▶ _Task 1_: Please give the passage of the research page between "2. X-ray powder" and "Distribution Function) analysis.", inclusive, again, changing "computer programs" to "computer codes".

▶ _Source text_:

Research —Metals and Alloys (Download this info)

 

Metals and Alloys

 

The studies on the local structure of materials seem to be rare because of the complexity of the problem. There is only limited information available on the investigations of materials in terms of the local structure. It is quite obvious that numerous research papers are being published every year based on powder as well as single crystal X-ray diffraction data. But, the structures reported using those data are only average structures. Since, the analysis of local structure needs highly precise data up to maximum possible Bragg angle, attempts to refine the data in terms of the atomic pair distribution function (PDF) are limited. Because of the complexity of the problem, tasks of acquirement of precise X-ray data from the samples, and the computational incapabilities, many crystallographers do not routinely try this approach. But the present researcher is keen in collecting precise data sets and carry out an analysis and stabilizing the methods of complex crystallographic problems. Hence using the available expertise, precise powder and single crystal X-ray data are collected for some important materials, especially metals and alloys (as test cases)  and the data are being  analyzed in terms of PDF in addition to the determination of the average structure using Rietveld full profile analysis. Though many structural works have been carried out based on Rietveld refinement technique, the analyses based on PDF are only a handful. For example, Billinge and Thorpe, F. Frey, Proffen and Welberry, Neder et al.,  Billinge et al., to quote a few [1,2,3,4,5].

 

It is clear that the refinement of local structure is not so common but it is the actual tool for elucidating the actual internal atomic level nature of materials. The routine analysis of Rietveld profile fitting is being reported frequently. Knowing the precise local nature of the systems is very important in modern day applications. Because, small scale technologies including nanotechnology, deal only with local structure. Hence a study using the local structure analysis becomes essential and timely.

 

The main objectives of the proposed research work will be the following;

1. Characterization of the bulk materials (some important metals and semiconductors and series of solid solutions) in terms of the measurements of thermal conductivity, electrical conductivity, thermal expansion, density measurements, micro hardness measurements and other physical characterization.

2. X-ray powder and single crystal data collection of the above characterized materials and the (average) structure determination using full profile fitting methods and full matrix least squares refinement.

3. Development of the necessary computer programs and software and stabilization of the programs.

4. Elucidation of the local structure using the PDF (Pair Distribution Function) analysis.

5. Comparison of the local and average structural properties and a try for the correlation of these properties with the bulk (average) physical properties.

▶ _Excerpted records_:

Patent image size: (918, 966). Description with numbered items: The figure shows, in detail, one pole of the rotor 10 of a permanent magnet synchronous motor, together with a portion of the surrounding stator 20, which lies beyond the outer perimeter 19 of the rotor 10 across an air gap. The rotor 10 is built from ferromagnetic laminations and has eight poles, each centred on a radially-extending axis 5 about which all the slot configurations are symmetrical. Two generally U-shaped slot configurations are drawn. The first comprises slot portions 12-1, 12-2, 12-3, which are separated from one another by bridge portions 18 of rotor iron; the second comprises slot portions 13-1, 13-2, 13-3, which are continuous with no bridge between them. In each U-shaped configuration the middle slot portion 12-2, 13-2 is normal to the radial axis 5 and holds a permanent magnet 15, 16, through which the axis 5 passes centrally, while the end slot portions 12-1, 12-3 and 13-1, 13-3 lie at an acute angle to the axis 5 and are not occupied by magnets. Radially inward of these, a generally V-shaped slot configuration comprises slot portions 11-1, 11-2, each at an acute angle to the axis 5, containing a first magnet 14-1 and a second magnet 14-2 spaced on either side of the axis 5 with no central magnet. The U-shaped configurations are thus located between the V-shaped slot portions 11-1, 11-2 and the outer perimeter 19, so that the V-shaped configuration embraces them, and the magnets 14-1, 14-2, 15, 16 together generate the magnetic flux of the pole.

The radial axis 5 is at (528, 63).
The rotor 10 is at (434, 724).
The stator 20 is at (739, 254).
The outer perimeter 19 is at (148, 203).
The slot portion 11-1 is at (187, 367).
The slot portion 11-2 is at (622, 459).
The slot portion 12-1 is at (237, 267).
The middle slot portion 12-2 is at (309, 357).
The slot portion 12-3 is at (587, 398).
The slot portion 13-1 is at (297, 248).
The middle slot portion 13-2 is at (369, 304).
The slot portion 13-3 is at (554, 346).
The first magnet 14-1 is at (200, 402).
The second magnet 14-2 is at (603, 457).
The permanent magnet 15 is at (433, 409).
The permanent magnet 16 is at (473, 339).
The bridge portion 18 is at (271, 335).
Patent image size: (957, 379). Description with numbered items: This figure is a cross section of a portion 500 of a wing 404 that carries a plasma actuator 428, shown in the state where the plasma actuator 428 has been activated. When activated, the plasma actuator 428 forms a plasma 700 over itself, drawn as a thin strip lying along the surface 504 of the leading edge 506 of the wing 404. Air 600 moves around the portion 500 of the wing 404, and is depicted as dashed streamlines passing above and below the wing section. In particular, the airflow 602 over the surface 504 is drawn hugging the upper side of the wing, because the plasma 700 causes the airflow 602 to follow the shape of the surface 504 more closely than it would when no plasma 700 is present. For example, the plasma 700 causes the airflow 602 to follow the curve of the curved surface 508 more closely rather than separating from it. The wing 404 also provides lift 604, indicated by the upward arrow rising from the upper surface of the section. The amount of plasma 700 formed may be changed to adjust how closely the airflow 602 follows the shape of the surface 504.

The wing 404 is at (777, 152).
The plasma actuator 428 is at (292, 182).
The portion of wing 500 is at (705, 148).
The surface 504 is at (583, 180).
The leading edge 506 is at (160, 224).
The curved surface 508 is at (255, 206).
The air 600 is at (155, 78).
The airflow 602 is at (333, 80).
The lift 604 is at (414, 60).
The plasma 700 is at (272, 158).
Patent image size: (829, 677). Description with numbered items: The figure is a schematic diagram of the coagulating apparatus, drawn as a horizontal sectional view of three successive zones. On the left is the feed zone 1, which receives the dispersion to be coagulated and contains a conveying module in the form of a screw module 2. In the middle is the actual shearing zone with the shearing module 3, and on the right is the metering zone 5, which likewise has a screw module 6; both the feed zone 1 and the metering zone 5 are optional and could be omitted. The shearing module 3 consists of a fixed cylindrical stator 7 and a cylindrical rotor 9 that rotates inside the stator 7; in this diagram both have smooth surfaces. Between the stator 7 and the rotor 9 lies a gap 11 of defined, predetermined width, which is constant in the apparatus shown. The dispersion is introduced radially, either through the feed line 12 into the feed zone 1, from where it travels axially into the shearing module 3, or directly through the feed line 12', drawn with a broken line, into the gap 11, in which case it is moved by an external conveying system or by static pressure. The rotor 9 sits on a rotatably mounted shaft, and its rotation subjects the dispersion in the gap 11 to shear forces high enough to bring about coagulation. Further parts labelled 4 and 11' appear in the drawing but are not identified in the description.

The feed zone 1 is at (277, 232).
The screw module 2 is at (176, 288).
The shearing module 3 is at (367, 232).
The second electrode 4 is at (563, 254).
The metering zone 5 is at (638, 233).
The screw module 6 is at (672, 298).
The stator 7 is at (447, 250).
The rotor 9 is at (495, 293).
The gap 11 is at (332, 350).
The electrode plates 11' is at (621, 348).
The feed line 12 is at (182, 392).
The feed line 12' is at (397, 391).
...
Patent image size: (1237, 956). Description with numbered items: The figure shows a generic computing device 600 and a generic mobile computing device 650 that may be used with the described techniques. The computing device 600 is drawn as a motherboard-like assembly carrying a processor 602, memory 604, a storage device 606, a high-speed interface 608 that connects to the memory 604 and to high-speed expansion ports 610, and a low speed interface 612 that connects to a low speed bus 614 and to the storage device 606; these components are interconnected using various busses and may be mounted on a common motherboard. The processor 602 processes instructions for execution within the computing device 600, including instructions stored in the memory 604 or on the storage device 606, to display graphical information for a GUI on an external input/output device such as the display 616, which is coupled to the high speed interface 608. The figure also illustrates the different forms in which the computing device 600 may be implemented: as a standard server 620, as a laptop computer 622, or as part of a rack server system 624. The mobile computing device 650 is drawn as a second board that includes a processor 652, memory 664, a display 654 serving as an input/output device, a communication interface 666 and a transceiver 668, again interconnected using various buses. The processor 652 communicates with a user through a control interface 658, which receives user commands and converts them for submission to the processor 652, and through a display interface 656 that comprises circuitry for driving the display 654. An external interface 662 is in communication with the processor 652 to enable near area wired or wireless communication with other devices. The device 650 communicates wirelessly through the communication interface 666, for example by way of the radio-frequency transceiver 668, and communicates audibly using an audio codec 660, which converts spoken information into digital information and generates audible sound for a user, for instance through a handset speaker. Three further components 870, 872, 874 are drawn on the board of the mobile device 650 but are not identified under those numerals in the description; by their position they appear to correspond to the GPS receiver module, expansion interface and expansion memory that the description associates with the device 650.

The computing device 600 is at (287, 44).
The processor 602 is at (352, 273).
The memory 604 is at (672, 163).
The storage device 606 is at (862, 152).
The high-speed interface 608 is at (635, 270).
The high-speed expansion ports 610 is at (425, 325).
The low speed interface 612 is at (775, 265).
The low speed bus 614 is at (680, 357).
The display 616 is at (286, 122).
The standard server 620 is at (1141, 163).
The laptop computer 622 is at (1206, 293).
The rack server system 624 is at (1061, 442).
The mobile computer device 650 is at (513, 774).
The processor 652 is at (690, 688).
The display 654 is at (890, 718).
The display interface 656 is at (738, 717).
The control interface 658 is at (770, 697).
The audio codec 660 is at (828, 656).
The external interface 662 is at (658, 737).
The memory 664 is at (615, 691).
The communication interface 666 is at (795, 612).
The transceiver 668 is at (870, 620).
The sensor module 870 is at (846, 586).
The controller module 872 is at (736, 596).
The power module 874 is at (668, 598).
...
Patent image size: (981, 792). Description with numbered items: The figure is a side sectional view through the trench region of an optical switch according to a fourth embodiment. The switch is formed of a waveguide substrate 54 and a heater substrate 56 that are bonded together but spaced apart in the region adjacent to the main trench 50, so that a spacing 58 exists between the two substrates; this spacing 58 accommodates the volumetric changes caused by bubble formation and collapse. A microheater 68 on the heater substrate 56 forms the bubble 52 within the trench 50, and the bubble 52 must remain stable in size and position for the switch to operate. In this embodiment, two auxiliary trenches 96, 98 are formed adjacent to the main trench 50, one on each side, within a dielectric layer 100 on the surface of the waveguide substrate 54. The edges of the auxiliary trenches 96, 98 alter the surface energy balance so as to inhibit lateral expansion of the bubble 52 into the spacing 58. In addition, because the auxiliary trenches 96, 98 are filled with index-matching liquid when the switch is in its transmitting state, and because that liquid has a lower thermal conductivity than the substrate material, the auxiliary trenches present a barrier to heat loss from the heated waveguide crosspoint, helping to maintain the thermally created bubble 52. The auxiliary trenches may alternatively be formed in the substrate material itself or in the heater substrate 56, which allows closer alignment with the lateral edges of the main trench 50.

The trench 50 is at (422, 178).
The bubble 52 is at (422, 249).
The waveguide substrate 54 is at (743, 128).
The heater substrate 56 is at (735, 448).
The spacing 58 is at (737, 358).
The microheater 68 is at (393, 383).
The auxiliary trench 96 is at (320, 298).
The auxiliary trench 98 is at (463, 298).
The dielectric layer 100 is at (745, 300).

▶ _Task 2_: Print only the lines of the records between the lines holding "Patent image size: (957, 379)." and "The air 600 is at (155, 78).", inclusive, exactly as they appear.

▶ _Complete response 1_:
2. X-ray powder and single crystal data collection of the above characterized materials and the (average) structure determination using full profile fitting methods and full matrix least squares refinement.

3. Development of the necessary computer codes and software and stabilization of the programs.

4. Elucidation of the local structure using the PDF (Pair Distribution Function) analysis.

▶ _Complete response 2_:
Patent image size: (957, 379). Description with numbered items: This figure is a cross section of a portion 500 of a wing 404 that carries a plasma actuator 428, shown in the state where the plasma actuator 428 has been activated. When activated, the plasma actuator 428 forms a plasma 700 over itself, drawn as a thin strip lying along the surface 504 of the leading edge 506 of the wing 404. Air 600 moves around the portion 500 of the wing 404, and is depicted as dashed streamlines passing above and below the wing section. In particular, the airflow 602 over the surface 504 is drawn hugging the upper side of the wing, because the plasma 700 causes the airflow 602 to follow the shape of the surface 504 more closely than it would when no plasma 700 is present. For example, the plasma 700 causes the airflow 602 to follow the curve of the curved surface 508 more closely rather than separating from it. The wing 404 also provides lift 604, indicated by the upward arrow rising from the upper surface of the section. The amount of plasma 700 formed may be changed to adjust how closely the airflow 602 follows the shape of the surface 504.

The wing 404 is at (777, 152).
The plasma actuator 428 is at (292, 182).
The portion of wing 500 is at (705, 148).
The surface 504 is at (583, 180).
The leading edge 506 is at (160, 224).
The curved surface 508 is at (255, 206).
The air 600 is at (155, 78).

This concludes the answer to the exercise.